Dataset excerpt
┌──

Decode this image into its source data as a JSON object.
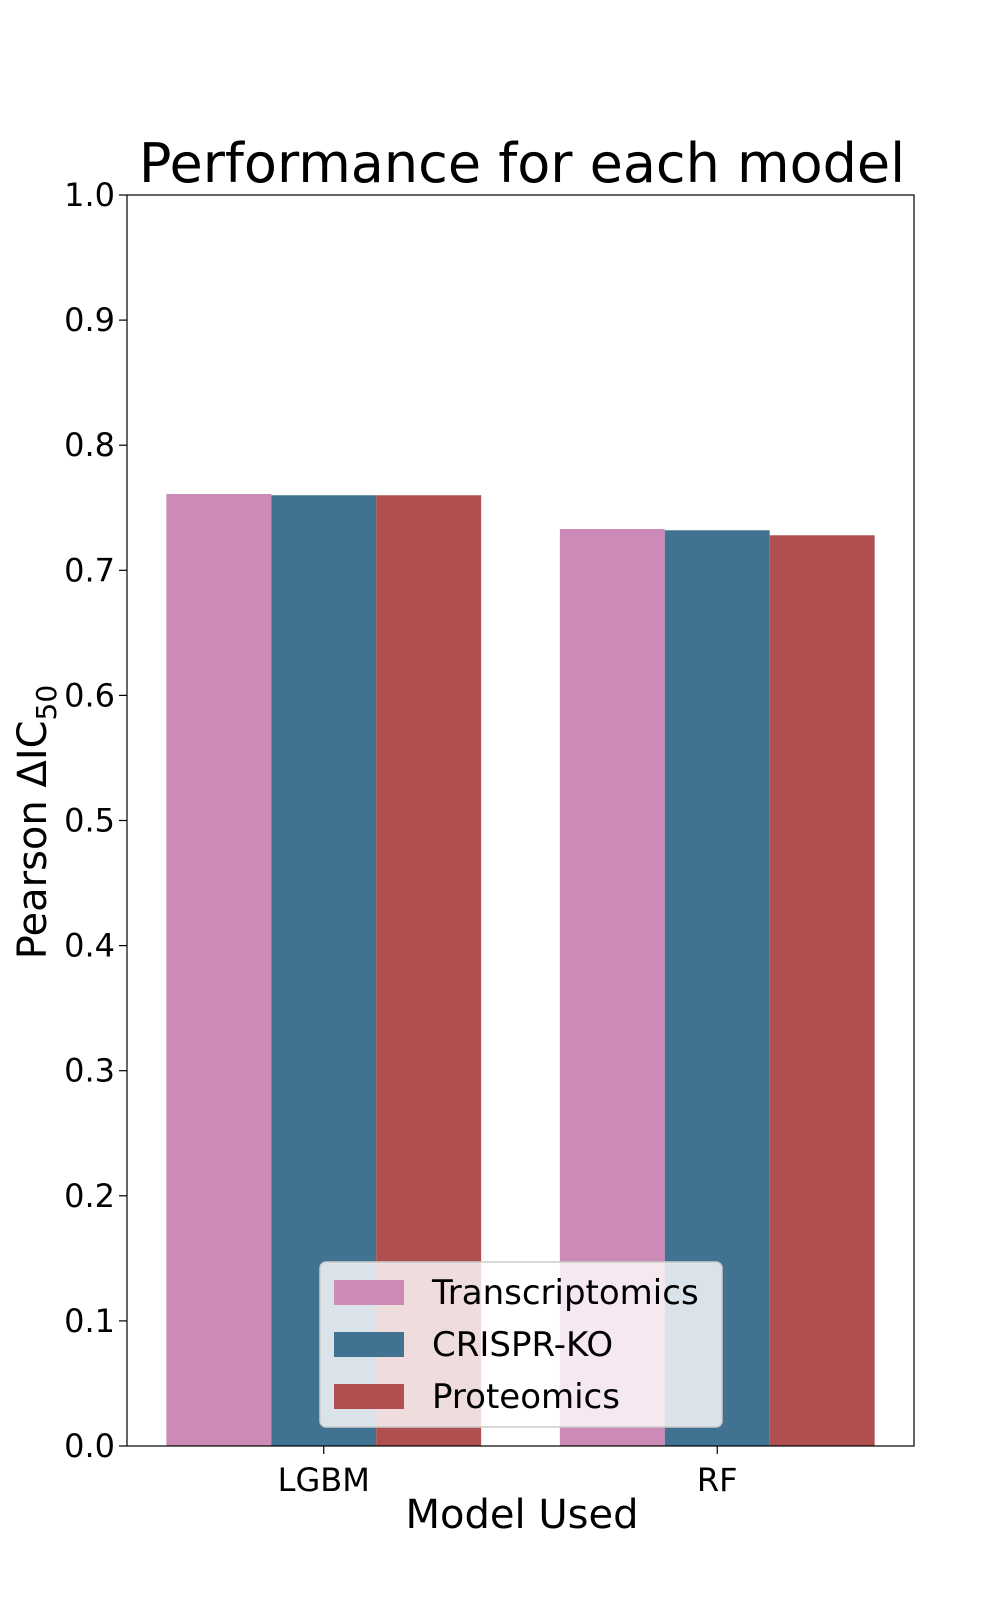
{
  "chart_data": {
    "type": "bar",
    "title": "Performance for each model",
    "xlabel": "Model Used",
    "ylabel": {
      "prefix": "Pearson ΔIC",
      "subscript": "50"
    },
    "categories": [
      "LGBM",
      "RF"
    ],
    "series": [
      {
        "name": "Transcriptomics",
        "values": [
          0.761,
          0.733
        ],
        "color": "#cc8bb6"
      },
      {
        "name": "CRISPR-KO",
        "values": [
          0.76,
          0.732
        ],
        "color": "#427291"
      },
      {
        "name": "Proteomics",
        "values": [
          0.76,
          0.728
        ],
        "color": "#b04f4f"
      }
    ],
    "ylim": [
      0,
      1.0
    ],
    "yticks": [
      0.0,
      0.1,
      0.2,
      0.3,
      0.4,
      0.5,
      0.6,
      0.7,
      0.8,
      0.9,
      1.0
    ],
    "ytick_labels": [
      "0.0",
      "0.1",
      "0.2",
      "0.3",
      "0.4",
      "0.5",
      "0.6",
      "0.7",
      "0.8",
      "0.9",
      "1.0"
    ],
    "grid": false,
    "legend_position": "bottom-center"
  }
}
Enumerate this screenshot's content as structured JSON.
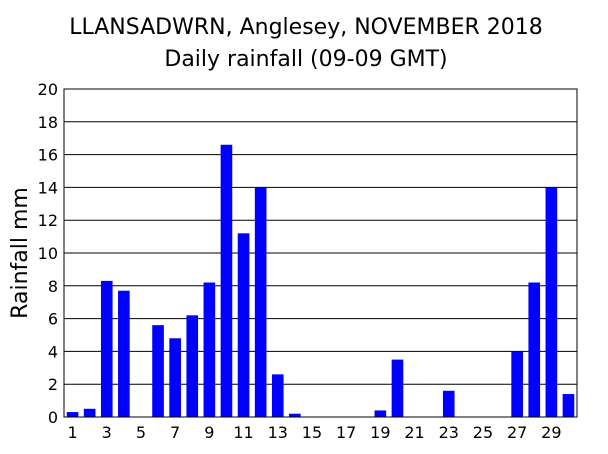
{
  "chart_data": {
    "type": "bar",
    "title": "LLANSADWRN, Anglesey, NOVEMBER 2018",
    "subtitle": "Daily rainfall (09-09 GMT)",
    "xlabel": "",
    "ylabel": "Rainfall mm",
    "ylim": [
      0,
      20
    ],
    "yticks": [
      0,
      2,
      4,
      6,
      8,
      10,
      12,
      14,
      16,
      18,
      20
    ],
    "grid": true,
    "legend": "none",
    "bar_color": "#0000ff",
    "categories": [
      1,
      2,
      3,
      4,
      5,
      6,
      7,
      8,
      9,
      10,
      11,
      12,
      13,
      14,
      15,
      16,
      17,
      18,
      19,
      20,
      21,
      22,
      23,
      24,
      25,
      26,
      27,
      28,
      29,
      30
    ],
    "xtick_labels": [
      "1",
      "3",
      "5",
      "7",
      "9",
      "11",
      "13",
      "15",
      "17",
      "19",
      "21",
      "23",
      "25",
      "27",
      "29"
    ],
    "values": [
      0.3,
      0.5,
      8.3,
      7.7,
      0,
      5.6,
      4.8,
      6.2,
      8.2,
      16.6,
      11.2,
      14,
      2.6,
      0.2,
      0,
      0,
      0,
      0,
      0.4,
      3.5,
      0,
      0,
      1.6,
      0,
      0,
      0,
      4,
      8.2,
      14,
      1.4
    ]
  }
}
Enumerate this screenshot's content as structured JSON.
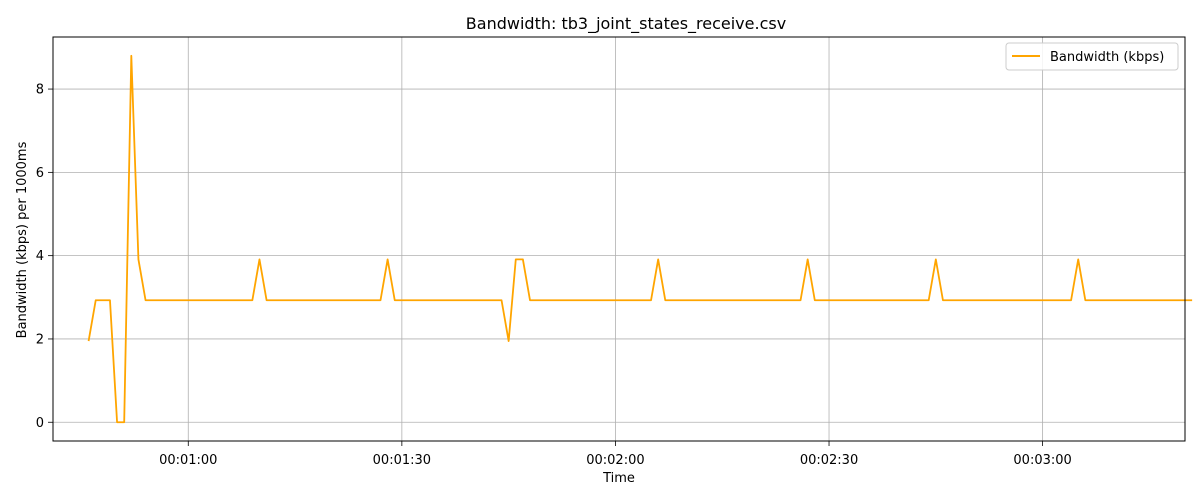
{
  "chart_data": {
    "type": "line",
    "title": "Bandwidth: tb3_joint_states_receive.csv",
    "xlabel": "Time",
    "ylabel": "Bandwidth (kbps) per 1000ms",
    "x_unit": "seconds",
    "xlim": [
      41,
      200
    ],
    "ylim": [
      -0.45,
      9.25
    ],
    "x_ticks": [
      {
        "value": 60,
        "label": "00:01:00"
      },
      {
        "value": 90,
        "label": "00:01:30"
      },
      {
        "value": 120,
        "label": "00:02:00"
      },
      {
        "value": 150,
        "label": "00:02:30"
      },
      {
        "value": 180,
        "label": "00:03:00"
      }
    ],
    "y_ticks": [
      {
        "value": 0,
        "label": "0"
      },
      {
        "value": 2,
        "label": "2"
      },
      {
        "value": 4,
        "label": "4"
      },
      {
        "value": 6,
        "label": "6"
      },
      {
        "value": 8,
        "label": "8"
      }
    ],
    "grid": true,
    "legend_position": "top-right",
    "series": [
      {
        "name": "Bandwidth (kbps)",
        "color": "#ffa500",
        "x": [
          46,
          47,
          48,
          49,
          50,
          51,
          52,
          53,
          54,
          55,
          69,
          70,
          71,
          87,
          88,
          89,
          104,
          105,
          106,
          107,
          108,
          125,
          126,
          127,
          146,
          147,
          148,
          164,
          165,
          166,
          184,
          185,
          186,
          201
        ],
        "y": [
          1.95,
          2.93,
          2.93,
          2.93,
          0.0,
          0.0,
          8.8,
          3.91,
          2.93,
          2.93,
          2.93,
          3.91,
          2.93,
          2.93,
          3.91,
          2.93,
          2.93,
          1.95,
          3.91,
          3.91,
          2.93,
          2.93,
          3.91,
          2.93,
          2.93,
          3.91,
          2.93,
          2.93,
          3.91,
          2.93,
          2.93,
          3.91,
          2.93,
          2.93
        ]
      }
    ]
  }
}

└──

* Request
Write out the full listing verbatim, excluding its pictures.

* Solution to the problem
Decode this image into its source data as a JSON object.
{
  "chart_data": {
    "type": "bar",
    "title": "Performance for each model",
    "xlabel": "Model Used",
    "ylabel": {
      "prefix": "Pearson ΔIC",
      "subscript": "50"
    },
    "categories": [
      "LGBM",
      "RF"
    ],
    "series": [
      {
        "name": "Transcriptomics",
        "values": [
          0.761,
          0.733
        ],
        "color": "#cc8bb6"
      },
      {
        "name": "CRISPR-KO",
        "values": [
          0.76,
          0.732
        ],
        "color": "#427291"
      },
      {
        "name": "Proteomics",
        "values": [
          0.76,
          0.728
        ],
        "color": "#b04f4f"
      }
    ],
    "ylim": [
      0,
      1.0
    ],
    "yticks": [
      0.0,
      0.1,
      0.2,
      0.3,
      0.4,
      0.5,
      0.6,
      0.7,
      0.8,
      0.9,
      1.0
    ],
    "ytick_labels": [
      "0.0",
      "0.1",
      "0.2",
      "0.3",
      "0.4",
      "0.5",
      "0.6",
      "0.7",
      "0.8",
      "0.9",
      "1.0"
    ],
    "grid": false,
    "legend_position": "bottom-center"
  }
}
Enumerate this screenshot's content as structured JSON.
{
  "chart_data": {
    "type": "bar",
    "title": "LLANSADWRN, Anglesey, NOVEMBER 2018",
    "subtitle": "Daily rainfall (09-09 GMT)",
    "xlabel": "",
    "ylabel": "Rainfall mm",
    "ylim": [
      0,
      20
    ],
    "yticks": [
      0,
      2,
      4,
      6,
      8,
      10,
      12,
      14,
      16,
      18,
      20
    ],
    "grid": true,
    "legend": "none",
    "bar_color": "#0000ff",
    "categories": [
      1,
      2,
      3,
      4,
      5,
      6,
      7,
      8,
      9,
      10,
      11,
      12,
      13,
      14,
      15,
      16,
      17,
      18,
      19,
      20,
      21,
      22,
      23,
      24,
      25,
      26,
      27,
      28,
      29,
      30
    ],
    "xtick_labels": [
      "1",
      "3",
      "5",
      "7",
      "9",
      "11",
      "13",
      "15",
      "17",
      "19",
      "21",
      "23",
      "25",
      "27",
      "29"
    ],
    "values": [
      0.3,
      0.5,
      8.3,
      7.7,
      0,
      5.6,
      4.8,
      6.2,
      8.2,
      16.6,
      11.2,
      14,
      2.6,
      0.2,
      0,
      0,
      0,
      0,
      0.4,
      3.5,
      0,
      0,
      1.6,
      0,
      0,
      0,
      4,
      8.2,
      14,
      1.4
    ]
  }
}
Enumerate this screenshot's content as structured JSON.
{
  "chart_data": {
    "type": "line",
    "title": "Bandwidth: tb3_joint_states_receive.csv",
    "xlabel": "Time",
    "ylabel": "Bandwidth (kbps) per 1000ms",
    "x_unit": "seconds",
    "xlim": [
      41,
      200
    ],
    "ylim": [
      -0.45,
      9.25
    ],
    "x_ticks": [
      {
        "value": 60,
        "label": "00:01:00"
      },
      {
        "value": 90,
        "label": "00:01:30"
      },
      {
        "value": 120,
        "label": "00:02:00"
      },
      {
        "value": 150,
        "label": "00:02:30"
      },
      {
        "value": 180,
        "label": "00:03:00"
      }
    ],
    "y_ticks": [
      {
        "value": 0,
        "label": "0"
      },
      {
        "value": 2,
        "label": "2"
      },
      {
        "value": 4,
        "label": "4"
      },
      {
        "value": 6,
        "label": "6"
      },
      {
        "value": 8,
        "label": "8"
      }
    ],
    "grid": true,
    "legend_position": "top-right",
    "series": [
      {
        "name": "Bandwidth (kbps)",
        "color": "#ffa500",
        "x": [
          46,
          47,
          48,
          49,
          50,
          51,
          52,
          53,
          54,
          55,
          69,
          70,
          71,
          87,
          88,
          89,
          104,
          105,
          106,
          107,
          108,
          125,
          126,
          127,
          146,
          147,
          148,
          164,
          165,
          166,
          184,
          185,
          186,
          201
        ],
        "y": [
          1.95,
          2.93,
          2.93,
          2.93,
          0.0,
          0.0,
          8.8,
          3.91,
          2.93,
          2.93,
          2.93,
          3.91,
          2.93,
          2.93,
          3.91,
          2.93,
          2.93,
          1.95,
          3.91,
          3.91,
          2.93,
          2.93,
          3.91,
          2.93,
          2.93,
          3.91,
          2.93,
          2.93,
          3.91,
          2.93,
          2.93,
          3.91,
          2.93,
          2.93
        ]
      }
    ]
  }
}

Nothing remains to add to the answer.